═════ Material to process ═════

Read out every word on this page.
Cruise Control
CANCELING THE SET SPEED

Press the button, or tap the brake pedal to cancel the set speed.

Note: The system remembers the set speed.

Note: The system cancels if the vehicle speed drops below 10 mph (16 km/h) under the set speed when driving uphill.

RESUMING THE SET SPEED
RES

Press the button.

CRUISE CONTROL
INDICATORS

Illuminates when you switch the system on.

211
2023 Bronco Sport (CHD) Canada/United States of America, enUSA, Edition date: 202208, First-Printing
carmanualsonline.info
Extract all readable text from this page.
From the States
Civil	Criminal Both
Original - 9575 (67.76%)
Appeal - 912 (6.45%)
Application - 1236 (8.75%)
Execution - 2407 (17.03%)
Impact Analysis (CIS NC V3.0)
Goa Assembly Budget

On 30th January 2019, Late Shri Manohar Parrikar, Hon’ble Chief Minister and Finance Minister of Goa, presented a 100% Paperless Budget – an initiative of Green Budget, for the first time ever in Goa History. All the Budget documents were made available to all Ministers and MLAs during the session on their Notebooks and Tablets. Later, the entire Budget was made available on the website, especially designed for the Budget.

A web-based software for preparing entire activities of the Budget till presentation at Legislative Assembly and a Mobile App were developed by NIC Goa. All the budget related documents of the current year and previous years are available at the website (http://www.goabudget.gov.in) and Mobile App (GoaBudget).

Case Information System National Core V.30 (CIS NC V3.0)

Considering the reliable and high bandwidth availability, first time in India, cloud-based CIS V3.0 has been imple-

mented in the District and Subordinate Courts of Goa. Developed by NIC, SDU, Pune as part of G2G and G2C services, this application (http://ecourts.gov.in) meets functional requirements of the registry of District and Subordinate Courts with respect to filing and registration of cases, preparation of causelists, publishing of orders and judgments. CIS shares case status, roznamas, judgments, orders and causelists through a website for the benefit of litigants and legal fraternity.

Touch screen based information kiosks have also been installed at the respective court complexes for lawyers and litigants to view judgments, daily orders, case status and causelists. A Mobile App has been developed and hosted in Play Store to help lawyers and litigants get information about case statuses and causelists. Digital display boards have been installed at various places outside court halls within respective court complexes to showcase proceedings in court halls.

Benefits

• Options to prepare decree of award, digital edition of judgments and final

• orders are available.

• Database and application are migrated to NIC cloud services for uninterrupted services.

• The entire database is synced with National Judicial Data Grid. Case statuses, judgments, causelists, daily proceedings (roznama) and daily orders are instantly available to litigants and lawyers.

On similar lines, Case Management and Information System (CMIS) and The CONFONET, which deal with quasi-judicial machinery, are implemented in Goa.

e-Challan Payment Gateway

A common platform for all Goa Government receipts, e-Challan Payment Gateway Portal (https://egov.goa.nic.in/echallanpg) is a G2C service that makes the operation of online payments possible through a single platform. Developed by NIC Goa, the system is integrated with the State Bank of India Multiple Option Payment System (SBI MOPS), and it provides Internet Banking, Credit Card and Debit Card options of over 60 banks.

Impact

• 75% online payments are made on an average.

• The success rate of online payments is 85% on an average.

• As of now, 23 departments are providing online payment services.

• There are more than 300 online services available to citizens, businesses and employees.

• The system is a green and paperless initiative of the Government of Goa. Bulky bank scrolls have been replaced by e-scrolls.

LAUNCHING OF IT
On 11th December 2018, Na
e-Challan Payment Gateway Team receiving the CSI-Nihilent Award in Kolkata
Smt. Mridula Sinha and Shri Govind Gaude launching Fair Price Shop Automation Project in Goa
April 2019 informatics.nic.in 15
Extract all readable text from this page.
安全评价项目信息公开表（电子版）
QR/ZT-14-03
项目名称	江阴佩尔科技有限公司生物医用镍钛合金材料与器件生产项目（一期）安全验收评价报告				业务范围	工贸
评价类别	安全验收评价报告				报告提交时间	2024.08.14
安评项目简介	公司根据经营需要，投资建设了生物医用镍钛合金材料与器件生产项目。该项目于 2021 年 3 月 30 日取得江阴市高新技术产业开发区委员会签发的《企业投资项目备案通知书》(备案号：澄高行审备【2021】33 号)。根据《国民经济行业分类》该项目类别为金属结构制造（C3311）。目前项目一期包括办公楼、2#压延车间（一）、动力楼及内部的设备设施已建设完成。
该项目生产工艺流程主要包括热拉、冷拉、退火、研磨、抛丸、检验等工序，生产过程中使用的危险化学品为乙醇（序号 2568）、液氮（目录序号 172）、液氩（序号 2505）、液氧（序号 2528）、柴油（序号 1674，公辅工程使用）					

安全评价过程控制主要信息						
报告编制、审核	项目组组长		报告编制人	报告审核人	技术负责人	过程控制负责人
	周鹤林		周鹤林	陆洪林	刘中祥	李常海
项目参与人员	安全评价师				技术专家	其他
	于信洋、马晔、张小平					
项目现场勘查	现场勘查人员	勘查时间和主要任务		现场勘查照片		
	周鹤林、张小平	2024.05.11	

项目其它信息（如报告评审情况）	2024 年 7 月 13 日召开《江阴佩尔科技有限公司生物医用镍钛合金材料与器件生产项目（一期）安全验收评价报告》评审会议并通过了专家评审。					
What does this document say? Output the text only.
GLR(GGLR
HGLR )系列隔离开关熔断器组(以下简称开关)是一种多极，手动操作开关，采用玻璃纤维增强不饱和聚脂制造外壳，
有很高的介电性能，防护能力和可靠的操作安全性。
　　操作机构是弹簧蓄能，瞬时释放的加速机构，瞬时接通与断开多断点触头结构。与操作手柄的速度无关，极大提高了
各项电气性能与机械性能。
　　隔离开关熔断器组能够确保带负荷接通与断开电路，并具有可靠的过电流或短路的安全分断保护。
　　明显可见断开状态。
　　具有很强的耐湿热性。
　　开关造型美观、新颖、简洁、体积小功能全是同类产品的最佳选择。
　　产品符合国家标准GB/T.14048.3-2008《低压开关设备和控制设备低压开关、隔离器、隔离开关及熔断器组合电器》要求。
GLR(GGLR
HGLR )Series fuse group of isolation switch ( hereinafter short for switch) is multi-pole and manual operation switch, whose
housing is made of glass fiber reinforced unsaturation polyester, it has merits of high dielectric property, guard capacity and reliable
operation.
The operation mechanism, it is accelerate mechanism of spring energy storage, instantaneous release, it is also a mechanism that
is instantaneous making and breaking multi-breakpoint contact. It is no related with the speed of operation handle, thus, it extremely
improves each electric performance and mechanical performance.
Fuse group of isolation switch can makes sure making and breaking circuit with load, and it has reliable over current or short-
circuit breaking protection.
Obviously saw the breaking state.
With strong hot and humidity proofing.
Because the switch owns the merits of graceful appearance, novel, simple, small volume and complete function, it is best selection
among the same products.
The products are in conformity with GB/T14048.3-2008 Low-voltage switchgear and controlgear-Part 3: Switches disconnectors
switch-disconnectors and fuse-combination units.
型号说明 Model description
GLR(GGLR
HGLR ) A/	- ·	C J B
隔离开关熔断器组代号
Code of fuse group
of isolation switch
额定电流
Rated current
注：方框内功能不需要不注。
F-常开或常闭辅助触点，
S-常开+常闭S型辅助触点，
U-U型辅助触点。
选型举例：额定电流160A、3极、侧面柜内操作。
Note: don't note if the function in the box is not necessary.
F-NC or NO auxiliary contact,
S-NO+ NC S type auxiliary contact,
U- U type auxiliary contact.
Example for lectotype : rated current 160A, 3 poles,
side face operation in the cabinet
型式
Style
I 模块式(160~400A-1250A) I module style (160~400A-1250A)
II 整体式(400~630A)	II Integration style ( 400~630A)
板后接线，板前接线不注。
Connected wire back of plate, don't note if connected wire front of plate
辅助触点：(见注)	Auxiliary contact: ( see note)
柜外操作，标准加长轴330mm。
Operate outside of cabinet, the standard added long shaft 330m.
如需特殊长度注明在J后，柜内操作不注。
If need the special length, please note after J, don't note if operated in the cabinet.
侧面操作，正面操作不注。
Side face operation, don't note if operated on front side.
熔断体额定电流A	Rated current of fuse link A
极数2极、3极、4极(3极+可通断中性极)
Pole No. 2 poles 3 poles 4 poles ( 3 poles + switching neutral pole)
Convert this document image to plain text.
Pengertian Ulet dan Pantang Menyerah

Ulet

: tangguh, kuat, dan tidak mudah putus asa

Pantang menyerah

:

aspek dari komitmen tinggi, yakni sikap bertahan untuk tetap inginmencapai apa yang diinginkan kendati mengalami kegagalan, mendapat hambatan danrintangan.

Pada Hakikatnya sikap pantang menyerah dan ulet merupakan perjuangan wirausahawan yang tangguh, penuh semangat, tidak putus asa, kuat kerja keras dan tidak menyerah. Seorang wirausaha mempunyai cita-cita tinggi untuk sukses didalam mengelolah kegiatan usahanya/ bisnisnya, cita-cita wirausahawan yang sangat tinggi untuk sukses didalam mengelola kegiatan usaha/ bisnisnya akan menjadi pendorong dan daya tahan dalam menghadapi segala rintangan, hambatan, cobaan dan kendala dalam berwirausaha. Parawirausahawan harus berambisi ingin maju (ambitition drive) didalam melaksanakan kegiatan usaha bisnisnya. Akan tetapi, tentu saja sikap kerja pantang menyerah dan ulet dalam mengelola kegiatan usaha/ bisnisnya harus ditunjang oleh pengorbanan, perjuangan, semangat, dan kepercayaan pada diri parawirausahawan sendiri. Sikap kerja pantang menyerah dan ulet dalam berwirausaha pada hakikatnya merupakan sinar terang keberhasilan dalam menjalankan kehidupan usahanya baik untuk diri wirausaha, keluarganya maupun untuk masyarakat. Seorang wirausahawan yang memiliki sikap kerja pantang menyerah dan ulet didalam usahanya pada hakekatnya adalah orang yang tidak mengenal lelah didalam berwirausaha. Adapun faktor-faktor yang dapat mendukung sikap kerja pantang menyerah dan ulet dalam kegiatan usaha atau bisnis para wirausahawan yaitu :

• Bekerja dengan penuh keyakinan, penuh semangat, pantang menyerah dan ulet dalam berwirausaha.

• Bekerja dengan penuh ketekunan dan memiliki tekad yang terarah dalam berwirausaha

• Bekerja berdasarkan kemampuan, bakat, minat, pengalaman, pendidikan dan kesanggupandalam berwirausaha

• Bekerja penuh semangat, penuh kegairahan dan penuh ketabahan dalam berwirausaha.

═════

| Stated problem |
Search the records for the word "lawyers", then list every line that has it.

| The reply |
Touch screen based information kiosks have also been installed at the respective court complexes for lawyers and litigants to view judgments, daily orders, case status and causelists. A Mobile App has been developed and hosted in Play Store to help lawyers and litigants get information about case statuses and causelists. Digital display boards have been installed at various places outside court halls within respective court complexes to showcase proceedings in court halls.
• The entire database is synced with National Judicial Data Grid. Case statuses, judgments, causelists, daily proceedings (roznama) and daily orders are instantly available to litigants and lawyers.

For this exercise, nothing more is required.